** Start of DATA SECTION **

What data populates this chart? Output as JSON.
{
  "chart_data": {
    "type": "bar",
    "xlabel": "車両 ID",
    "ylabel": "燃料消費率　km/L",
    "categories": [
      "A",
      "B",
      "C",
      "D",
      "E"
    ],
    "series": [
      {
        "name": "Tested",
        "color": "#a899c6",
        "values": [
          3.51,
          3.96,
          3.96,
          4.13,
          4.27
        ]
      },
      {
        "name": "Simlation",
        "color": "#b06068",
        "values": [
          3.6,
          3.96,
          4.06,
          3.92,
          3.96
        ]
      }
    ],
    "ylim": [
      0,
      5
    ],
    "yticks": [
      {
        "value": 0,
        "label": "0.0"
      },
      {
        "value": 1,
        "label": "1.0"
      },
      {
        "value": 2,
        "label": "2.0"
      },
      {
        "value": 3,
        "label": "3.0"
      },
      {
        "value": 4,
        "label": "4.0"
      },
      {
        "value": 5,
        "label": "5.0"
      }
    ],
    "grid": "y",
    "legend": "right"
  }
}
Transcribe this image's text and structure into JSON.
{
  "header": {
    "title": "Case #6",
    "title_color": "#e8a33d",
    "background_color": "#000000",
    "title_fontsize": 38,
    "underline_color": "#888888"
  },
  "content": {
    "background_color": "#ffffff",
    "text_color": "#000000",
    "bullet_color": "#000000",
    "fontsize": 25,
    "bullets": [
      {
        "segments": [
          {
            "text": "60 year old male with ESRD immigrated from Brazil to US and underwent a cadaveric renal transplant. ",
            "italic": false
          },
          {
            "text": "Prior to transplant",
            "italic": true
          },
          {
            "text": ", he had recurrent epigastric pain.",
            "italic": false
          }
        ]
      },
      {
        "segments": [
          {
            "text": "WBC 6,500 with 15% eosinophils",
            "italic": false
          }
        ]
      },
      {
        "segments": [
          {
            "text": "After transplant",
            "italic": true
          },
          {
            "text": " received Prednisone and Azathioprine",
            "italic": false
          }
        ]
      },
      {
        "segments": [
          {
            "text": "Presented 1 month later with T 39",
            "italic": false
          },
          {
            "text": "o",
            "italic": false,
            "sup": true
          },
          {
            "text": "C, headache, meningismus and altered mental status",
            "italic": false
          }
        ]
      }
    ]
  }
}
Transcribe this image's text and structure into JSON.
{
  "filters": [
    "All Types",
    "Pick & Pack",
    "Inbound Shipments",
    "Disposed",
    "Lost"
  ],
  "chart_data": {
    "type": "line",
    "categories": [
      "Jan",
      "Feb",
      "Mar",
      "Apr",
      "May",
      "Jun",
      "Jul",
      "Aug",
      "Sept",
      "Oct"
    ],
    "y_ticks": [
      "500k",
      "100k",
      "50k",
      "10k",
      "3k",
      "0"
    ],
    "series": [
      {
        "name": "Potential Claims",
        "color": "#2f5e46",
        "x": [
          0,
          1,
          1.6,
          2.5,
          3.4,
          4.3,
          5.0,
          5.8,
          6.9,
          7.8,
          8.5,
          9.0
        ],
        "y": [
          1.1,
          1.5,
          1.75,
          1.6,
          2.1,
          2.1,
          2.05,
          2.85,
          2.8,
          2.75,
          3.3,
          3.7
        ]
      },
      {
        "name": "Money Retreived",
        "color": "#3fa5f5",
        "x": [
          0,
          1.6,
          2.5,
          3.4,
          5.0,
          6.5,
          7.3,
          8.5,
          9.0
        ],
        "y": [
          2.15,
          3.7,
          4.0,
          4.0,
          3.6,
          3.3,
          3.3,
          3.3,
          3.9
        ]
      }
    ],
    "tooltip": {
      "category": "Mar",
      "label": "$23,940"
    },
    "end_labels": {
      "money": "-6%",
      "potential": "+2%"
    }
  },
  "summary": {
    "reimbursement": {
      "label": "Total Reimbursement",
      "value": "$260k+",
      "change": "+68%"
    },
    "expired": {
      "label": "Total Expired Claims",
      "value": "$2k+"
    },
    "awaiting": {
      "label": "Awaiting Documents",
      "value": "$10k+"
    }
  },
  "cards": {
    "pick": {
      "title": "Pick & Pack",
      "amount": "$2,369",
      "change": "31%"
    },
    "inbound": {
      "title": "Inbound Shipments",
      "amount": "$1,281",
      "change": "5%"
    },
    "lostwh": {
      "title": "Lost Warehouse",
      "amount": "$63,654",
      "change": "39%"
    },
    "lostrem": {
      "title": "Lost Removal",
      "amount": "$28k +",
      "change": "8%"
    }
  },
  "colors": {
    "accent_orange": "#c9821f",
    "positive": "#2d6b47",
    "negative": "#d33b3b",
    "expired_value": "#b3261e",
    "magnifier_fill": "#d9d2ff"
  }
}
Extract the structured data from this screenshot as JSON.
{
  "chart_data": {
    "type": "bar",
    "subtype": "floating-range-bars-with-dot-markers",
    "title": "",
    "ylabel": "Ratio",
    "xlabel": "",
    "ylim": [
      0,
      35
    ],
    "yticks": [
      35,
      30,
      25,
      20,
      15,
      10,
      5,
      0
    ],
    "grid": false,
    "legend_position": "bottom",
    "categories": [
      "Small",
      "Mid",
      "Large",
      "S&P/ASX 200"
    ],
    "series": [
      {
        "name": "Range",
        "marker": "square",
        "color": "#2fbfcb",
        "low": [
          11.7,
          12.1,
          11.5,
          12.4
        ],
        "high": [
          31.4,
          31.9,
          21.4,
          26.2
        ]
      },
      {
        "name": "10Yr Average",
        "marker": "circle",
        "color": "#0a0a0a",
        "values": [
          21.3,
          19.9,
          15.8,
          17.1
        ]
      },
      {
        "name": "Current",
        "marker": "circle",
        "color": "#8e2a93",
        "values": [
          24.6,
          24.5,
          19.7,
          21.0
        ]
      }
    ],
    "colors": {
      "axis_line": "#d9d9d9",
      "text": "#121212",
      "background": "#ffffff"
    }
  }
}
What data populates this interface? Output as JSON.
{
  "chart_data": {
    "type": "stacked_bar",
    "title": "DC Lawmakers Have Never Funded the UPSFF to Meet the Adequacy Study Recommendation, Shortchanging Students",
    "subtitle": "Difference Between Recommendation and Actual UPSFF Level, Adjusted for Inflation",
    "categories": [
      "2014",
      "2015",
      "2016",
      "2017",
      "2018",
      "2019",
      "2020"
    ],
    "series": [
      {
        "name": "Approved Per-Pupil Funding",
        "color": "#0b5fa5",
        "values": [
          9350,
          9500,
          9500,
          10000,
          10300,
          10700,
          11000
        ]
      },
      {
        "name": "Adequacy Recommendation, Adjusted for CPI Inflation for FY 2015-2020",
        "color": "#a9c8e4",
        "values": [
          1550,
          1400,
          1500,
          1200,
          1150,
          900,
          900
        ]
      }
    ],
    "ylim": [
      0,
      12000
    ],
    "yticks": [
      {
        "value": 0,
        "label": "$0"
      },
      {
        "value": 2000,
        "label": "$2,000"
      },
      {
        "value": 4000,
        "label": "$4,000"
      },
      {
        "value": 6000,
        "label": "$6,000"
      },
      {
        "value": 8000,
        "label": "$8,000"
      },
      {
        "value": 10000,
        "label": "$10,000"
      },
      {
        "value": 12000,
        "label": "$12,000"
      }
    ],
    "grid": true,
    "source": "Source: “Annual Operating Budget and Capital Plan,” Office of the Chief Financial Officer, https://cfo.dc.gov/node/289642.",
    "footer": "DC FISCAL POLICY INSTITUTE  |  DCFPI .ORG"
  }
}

** End of DATA SECTION **

● TASK DETAILS
List each line holding the string "from".

● SOLVED PROBLEM
            "text": "60 year old male with ESRD immigrated from Brazil to US and underwent a cadaveric renal transplant. ",
Extract the structured data from this screenshot as JSON.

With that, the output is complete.